Exercise instructions: Copy out every line of the data below word for word, leaving out the pictures.

----------

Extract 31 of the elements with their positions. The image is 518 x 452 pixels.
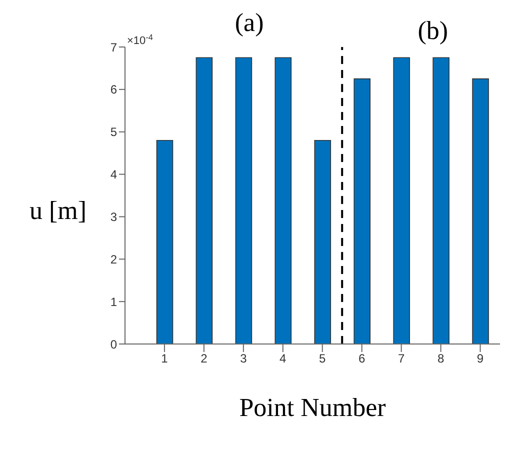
y-tick-label: 3 [110,210,118,224]
x-tick-label: 7 [398,352,405,366]
text: (b) [416,16,450,46]
x-tick-label: 2 [200,352,208,366]
x-tick-label: 3 [240,352,248,366]
bar [196,57,213,344]
x-tick-label: 9 [476,352,484,366]
x-tick-label: 1 [161,352,168,366]
y-tick-label: 0 [110,337,118,352]
bar [235,57,252,344]
y-tick-label: 2 [110,252,118,266]
bar [472,78,489,344]
bar [354,78,371,344]
y-tick-label: 1 [110,294,118,309]
x-tick-label: 8 [437,352,444,366]
x-axis-title: Point Number [238,393,387,423]
x-tick-label: 6 [358,352,366,366]
text: (a) [234,8,265,38]
bar [274,57,292,344]
x-tick-label: 5 [319,352,326,366]
bar [156,140,174,344]
annotation: ×10$^{-4}$ [127,32,154,47]
bar [432,57,450,344]
bar [314,140,332,344]
y-tick-label: 5 [110,125,118,140]
y-tick-label: 6 [110,82,118,97]
x-tick-label: 4 [280,352,287,366]
bar [393,57,410,344]
y-tick-label: 4 [110,168,118,182]
y-tick-label: 7 [110,40,118,54]
y-axis-title: u [m] [28,196,88,226]
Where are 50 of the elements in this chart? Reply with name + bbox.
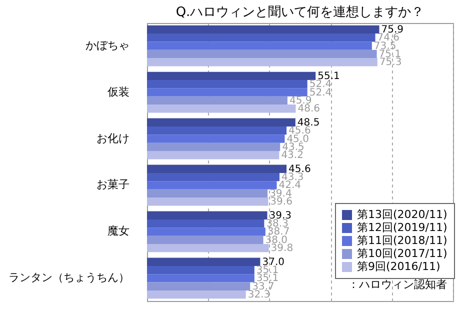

----------

Solution to this task:
Extract 31 of the elements with their positions. The image is 518 x 452 pixels.
y-tick-label: 3 [110,210,118,224]
x-tick-label: 7 [398,352,405,366]
text: (b) [416,16,450,46]
x-tick-label: 2 [200,352,208,366]
x-tick-label: 3 [240,352,248,366]
bar [196,57,213,344]
x-tick-label: 9 [476,352,484,366]
x-tick-label: 1 [161,352,168,366]
y-tick-label: 0 [110,337,118,352]
bar [235,57,252,344]
y-tick-label: 2 [110,252,118,266]
bar [472,78,489,344]
bar [354,78,371,344]
y-tick-label: 1 [110,294,118,309]
x-tick-label: 8 [437,352,444,366]
x-axis-title: Point Number [238,393,387,423]
x-tick-label: 6 [358,352,366,366]
text: (a) [234,8,265,38]
bar [274,57,292,344]
x-tick-label: 5 [319,352,326,366]
bar [156,140,174,344]
annotation: ×10$^{-4}$ [127,32,154,47]
bar [432,57,450,344]
bar [314,140,332,344]
y-tick-label: 5 [110,125,118,140]
y-tick-label: 6 [110,82,118,97]
x-tick-label: 4 [280,352,287,366]
bar [393,57,410,344]
y-tick-label: 4 [110,168,118,182]
y-tick-label: 7 [110,40,118,54]
y-axis-title: u [m] [28,196,88,226]
Where are 50 of the elements in this chart? Reply with name + bbox.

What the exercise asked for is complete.